RECORD LIST:

· · · · ·

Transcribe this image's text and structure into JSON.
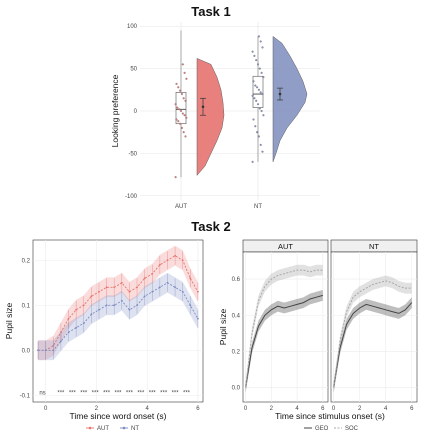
{
  "task1": {
    "title": "Task 1",
    "ylabel": "Looking preference",
    "yticks": [
      100,
      50,
      0,
      -50,
      -100
    ],
    "ylim": [
      -105,
      105
    ],
    "groups": [
      "AUT",
      "NT"
    ],
    "colors": {
      "AUT": "#e77b78",
      "NT": "#8b98c4"
    },
    "box": [
      {
        "group": "AUT",
        "q1": -15,
        "median": 2,
        "q3": 22,
        "whisker_low": -78,
        "whisker_high": 95,
        "mean": 5,
        "se_low": -5,
        "se_high": 15
      },
      {
        "group": "NT",
        "q1": 4,
        "median": 20,
        "q3": 41,
        "whisker_low": -60,
        "whisker_high": 88,
        "mean": 20,
        "se_low": 13,
        "se_high": 27
      }
    ],
    "points": {
      "AUT": [
        -78,
        -30,
        -25,
        -20,
        -15,
        -12,
        -10,
        -8,
        -5,
        -3,
        0,
        2,
        4,
        8,
        12,
        15,
        20,
        24,
        28,
        32,
        38,
        45,
        55
      ],
      "NT": [
        -60,
        -48,
        -40,
        -30,
        -25,
        -18,
        -10,
        -5,
        0,
        3,
        8,
        12,
        15,
        18,
        20,
        22,
        25,
        28,
        30,
        35,
        40,
        45,
        50,
        55,
        60,
        65,
        70,
        75,
        82,
        88
      ]
    }
  },
  "task2": {
    "title": "Task 2",
    "left": {
      "xlabel": "Time since word onset (s)",
      "ylabel": "Pupil size",
      "xticks": [
        0,
        2,
        4,
        6
      ],
      "yticks": [
        0.2,
        0.1,
        0.0,
        -0.1
      ],
      "xlim": [
        -0.5,
        6.2
      ],
      "ylim": [
        -0.115,
        0.245
      ],
      "sig_label": "ns",
      "sig_marks": [
        "***",
        "***",
        "***",
        "***",
        "***",
        "***",
        "***",
        "***",
        "***",
        "***",
        "***",
        "***"
      ],
      "legend": [
        "AUT",
        "NT"
      ],
      "series": [
        {
          "name": "AUT",
          "color": "#e8756f",
          "x": [
            -0.3,
            0,
            0.3,
            0.6,
            0.9,
            1.2,
            1.5,
            1.8,
            2.1,
            2.4,
            2.7,
            3.0,
            3.3,
            3.6,
            3.9,
            4.2,
            4.5,
            4.8,
            5.1,
            5.4,
            5.7,
            6.0
          ],
          "y": [
            0.0,
            0.0,
            0.01,
            0.04,
            0.07,
            0.09,
            0.1,
            0.12,
            0.13,
            0.14,
            0.14,
            0.15,
            0.13,
            0.14,
            0.16,
            0.17,
            0.19,
            0.2,
            0.21,
            0.2,
            0.16,
            0.13
          ]
        },
        {
          "name": "NT",
          "color": "#7c8cc2",
          "x": [
            -0.3,
            0,
            0.3,
            0.6,
            0.9,
            1.2,
            1.5,
            1.8,
            2.1,
            2.4,
            2.7,
            3.0,
            3.3,
            3.6,
            3.9,
            4.2,
            4.5,
            4.8,
            5.1,
            5.4,
            5.7,
            6.0
          ],
          "y": [
            0.0,
            0.0,
            0.0,
            0.02,
            0.04,
            0.05,
            0.06,
            0.08,
            0.09,
            0.1,
            0.1,
            0.11,
            0.09,
            0.1,
            0.12,
            0.13,
            0.14,
            0.15,
            0.14,
            0.13,
            0.1,
            0.07
          ]
        }
      ]
    },
    "right": {
      "xlabel": "Time since stimulus onset (s)",
      "ylabel": "Pupil size",
      "panels": [
        "AUT",
        "NT"
      ],
      "xticks": [
        0,
        2,
        4,
        6
      ],
      "yticks": [
        0.6,
        0.4,
        0.2,
        0.0
      ],
      "xlim": [
        -0.2,
        6.4
      ],
      "ylim": [
        -0.08,
        0.75
      ],
      "legend": [
        "GEO",
        "SOC"
      ],
      "series": [
        {
          "panel": "AUT",
          "name": "GEO",
          "color": "#444444",
          "x": [
            0,
            0.5,
            1,
            1.5,
            2,
            2.5,
            3,
            3.5,
            4,
            4.5,
            5,
            5.5,
            6
          ],
          "y": [
            0.0,
            0.22,
            0.34,
            0.4,
            0.43,
            0.45,
            0.44,
            0.45,
            0.46,
            0.47,
            0.49,
            0.5,
            0.51
          ]
        },
        {
          "panel": "AUT",
          "name": "SOC",
          "color": "#a8a8a8",
          "x": [
            0,
            0.5,
            1,
            1.5,
            2,
            2.5,
            3,
            3.5,
            4,
            4.5,
            5,
            5.5,
            6
          ],
          "y": [
            0.0,
            0.3,
            0.48,
            0.56,
            0.6,
            0.62,
            0.63,
            0.64,
            0.65,
            0.65,
            0.64,
            0.65,
            0.65
          ]
        },
        {
          "panel": "NT",
          "name": "GEO",
          "color": "#444444",
          "x": [
            0,
            0.5,
            1,
            1.5,
            2,
            2.5,
            3,
            3.5,
            4,
            4.5,
            5,
            5.5,
            6
          ],
          "y": [
            0.0,
            0.22,
            0.35,
            0.41,
            0.44,
            0.46,
            0.45,
            0.44,
            0.43,
            0.42,
            0.41,
            0.43,
            0.47
          ]
        },
        {
          "panel": "NT",
          "name": "SOC",
          "color": "#a8a8a8",
          "x": [
            0,
            0.5,
            1,
            1.5,
            2,
            2.5,
            3,
            3.5,
            4,
            4.5,
            5,
            5.5,
            6
          ],
          "y": [
            0.0,
            0.26,
            0.42,
            0.5,
            0.53,
            0.55,
            0.57,
            0.58,
            0.59,
            0.58,
            0.56,
            0.55,
            0.55
          ]
        }
      ]
    }
  }
}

· · · · ·

TASK INSTRUCTIONS:
Every line is to be duplicated exactly, though pictures stay out.

FULL OUTPUT:
Transcribe this image's text and structure into JSON.
{
  "task1": {
    "title": "Task 1",
    "ylabel": "Looking preference",
    "yticks": [
      100,
      50,
      0,
      -50,
      -100
    ],
    "ylim": [
      -105,
      105
    ],
    "groups": [
      "AUT",
      "NT"
    ],
    "colors": {
      "AUT": "#e77b78",
      "NT": "#8b98c4"
    },
    "box": [
      {
        "group": "AUT",
        "q1": -15,
        "median": 2,
        "q3": 22,
        "whisker_low": -78,
        "whisker_high": 95,
        "mean": 5,
        "se_low": -5,
        "se_high": 15
      },
      {
        "group": "NT",
        "q1": 4,
        "median": 20,
        "q3": 41,
        "whisker_low": -60,
        "whisker_high": 88,
        "mean": 20,
        "se_low": 13,
        "se_high": 27
      }
    ],
    "points": {
      "AUT": [
        -78,
        -30,
        -25,
        -20,
        -15,
        -12,
        -10,
        -8,
        -5,
        -3,
        0,
        2,
        4,
        8,
        12,
        15,
        20,
        24,
        28,
        32,
        38,
        45,
        55
      ],
      "NT": [
        -60,
        -48,
        -40,
        -30,
        -25,
        -18,
        -10,
        -5,
        0,
        3,
        8,
        12,
        15,
        18,
        20,
        22,
        25,
        28,
        30,
        35,
        40,
        45,
        50,
        55,
        60,
        65,
        70,
        75,
        82,
        88
      ]
    }
  },
  "task2": {
    "title": "Task 2",
    "left": {
      "xlabel": "Time since word onset (s)",
      "ylabel": "Pupil size",
      "xticks": [
        0,
        2,
        4,
        6
      ],
      "yticks": [
        0.2,
        0.1,
        0.0,
        -0.1
      ],
      "xlim": [
        -0.5,
        6.2
      ],
      "ylim": [
        -0.115,
        0.245
      ],
      "sig_label": "ns",
      "sig_marks": [
        "***",
        "***",
        "***",
        "***",
        "***",
        "***",
        "***",
        "***",
        "***",
        "***",
        "***",
        "***"
      ],
      "legend": [
        "AUT",
        "NT"
      ],
      "series": [
        {
          "name": "AUT",
          "color": "#e8756f",
          "x": [
            -0.3,
            0,
            0.3,
            0.6,
            0.9,
            1.2,
            1.5,
            1.8,
            2.1,
            2.4,
            2.7,
            3.0,
            3.3,
            3.6,
            3.9,
            4.2,
            4.5,
            4.8,
            5.1,
            5.4,
            5.7,
            6.0
          ],
          "y": [
            0.0,
            0.0,
            0.01,
            0.04,
            0.07,
            0.09,
            0.1,
            0.12,
            0.13,
            0.14,
            0.14,
            0.15,
            0.13,
            0.14,
            0.16,
            0.17,
            0.19,
            0.2,
            0.21,
            0.2,
            0.16,
            0.13
          ]
        },
        {
          "name": "NT",
          "color": "#7c8cc2",
          "x": [
            -0.3,
            0,
            0.3,
            0.6,
            0.9,
            1.2,
            1.5,
            1.8,
            2.1,
            2.4,
            2.7,
            3.0,
            3.3,
            3.6,
            3.9,
            4.2,
            4.5,
            4.8,
            5.1,
            5.4,
            5.7,
            6.0
          ],
          "y": [
            0.0,
            0.0,
            0.0,
            0.02,
            0.04,
            0.05,
            0.06,
            0.08,
            0.09,
            0.1,
            0.1,
            0.11,
            0.09,
            0.1,
            0.12,
            0.13,
            0.14,
            0.15,
            0.14,
            0.13,
            0.1,
            0.07
          ]
        }
      ]
    },
    "right": {
      "xlabel": "Time since stimulus onset (s)",
      "ylabel": "Pupil size",
      "panels": [
        "AUT",
        "NT"
      ],
      "xticks": [
        0,
        2,
        4,
        6
      ],
      "yticks": [
        0.6,
        0.4,
        0.2,
        0.0
      ],
      "xlim": [
        -0.2,
        6.4
      ],
      "ylim": [
        -0.08,
        0.75
      ],
      "legend": [
        "GEO",
        "SOC"
      ],
      "series": [
        {
          "panel": "AUT",
          "name": "GEO",
          "color": "#444444",
          "x": [
            0,
            0.5,
            1,
            1.5,
            2,
            2.5,
            3,
            3.5,
            4,
            4.5,
            5,
            5.5,
            6
          ],
          "y": [
            0.0,
            0.22,
            0.34,
            0.4,
            0.43,
            0.45,
            0.44,
            0.45,
            0.46,
            0.47,
            0.49,
            0.5,
            0.51
          ]
        },
        {
          "panel": "AUT",
          "name": "SOC",
          "color": "#a8a8a8",
          "x": [
            0,
            0.5,
            1,
            1.5,
            2,
            2.5,
            3,
            3.5,
            4,
            4.5,
            5,
            5.5,
            6
          ],
          "y": [
            0.0,
            0.3,
            0.48,
            0.56,
            0.6,
            0.62,
            0.63,
            0.64,
            0.65,
            0.65,
            0.64,
            0.65,
            0.65
          ]
        },
        {
          "panel": "NT",
          "name": "GEO",
          "color": "#444444",
          "x": [
            0,
            0.5,
            1,
            1.5,
            2,
            2.5,
            3,
            3.5,
            4,
            4.5,
            5,
            5.5,
            6
          ],
          "y": [
            0.0,
            0.22,
            0.35,
            0.41,
            0.44,
            0.46,
            0.45,
            0.44,
            0.43,
            0.42,
            0.41,
            0.43,
            0.47
          ]
        },
        {
          "panel": "NT",
          "name": "SOC",
          "color": "#a8a8a8",
          "x": [
            0,
            0.5,
            1,
            1.5,
            2,
            2.5,
            3,
            3.5,
            4,
            4.5,
            5,
            5.5,
            6
          ],
          "y": [
            0.0,
            0.26,
            0.42,
            0.5,
            0.53,
            0.55,
            0.57,
            0.58,
            0.59,
            0.58,
            0.56,
            0.55,
            0.55
          ]
        }
      ]
    }
  }
}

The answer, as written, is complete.